| TASK GOAL |
In the records below, find the line containing "Give me the"; copy exactly that line and all lines after it to the end, and nothing else.

[Dataset entries on figures]

------

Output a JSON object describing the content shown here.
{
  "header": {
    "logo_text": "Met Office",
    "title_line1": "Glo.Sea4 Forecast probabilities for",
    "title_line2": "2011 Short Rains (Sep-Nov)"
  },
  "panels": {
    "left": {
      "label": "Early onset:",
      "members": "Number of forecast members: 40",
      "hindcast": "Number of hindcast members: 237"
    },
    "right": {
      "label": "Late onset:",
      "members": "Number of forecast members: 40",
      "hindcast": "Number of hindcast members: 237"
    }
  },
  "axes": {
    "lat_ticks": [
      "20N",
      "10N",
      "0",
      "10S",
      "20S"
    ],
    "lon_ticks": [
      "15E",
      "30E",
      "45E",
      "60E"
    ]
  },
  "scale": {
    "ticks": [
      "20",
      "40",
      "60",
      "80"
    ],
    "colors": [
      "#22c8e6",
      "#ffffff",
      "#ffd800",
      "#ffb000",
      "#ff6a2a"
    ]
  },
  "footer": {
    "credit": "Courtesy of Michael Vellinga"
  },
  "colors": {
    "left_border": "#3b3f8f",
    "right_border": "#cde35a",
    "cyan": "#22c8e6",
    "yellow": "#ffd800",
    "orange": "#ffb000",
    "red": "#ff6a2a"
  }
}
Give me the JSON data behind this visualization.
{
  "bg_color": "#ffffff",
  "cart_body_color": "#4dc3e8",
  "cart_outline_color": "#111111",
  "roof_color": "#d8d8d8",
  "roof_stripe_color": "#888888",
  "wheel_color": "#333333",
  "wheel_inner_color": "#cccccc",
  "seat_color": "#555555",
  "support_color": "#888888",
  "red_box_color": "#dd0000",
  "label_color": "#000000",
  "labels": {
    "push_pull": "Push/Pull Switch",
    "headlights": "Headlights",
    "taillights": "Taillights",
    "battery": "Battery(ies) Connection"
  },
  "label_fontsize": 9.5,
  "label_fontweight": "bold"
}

------

| COMPLETED EXERCISE |
Give me the JSON data behind this visualization.
{
  "bg_color": "#ffffff",
  "cart_body_color": "#4dc3e8",
  "cart_outline_color": "#111111",
  "roof_color": "#d8d8d8",
  "roof_stripe_color": "#888888",
  "wheel_color": "#333333",
  "wheel_inner_color": "#cccccc",
  "seat_color": "#555555",
  "support_color": "#888888",
  "red_box_color": "#dd0000",
  "label_color": "#000000",
  "labels": {
    "push_pull": "Push/Pull Switch",
    "headlights": "Headlights",
    "taillights": "Taillights",
    "battery": "Battery(ies) Connection"
  },
  "label_fontsize": 9.5,
  "label_fontweight": "bold"
}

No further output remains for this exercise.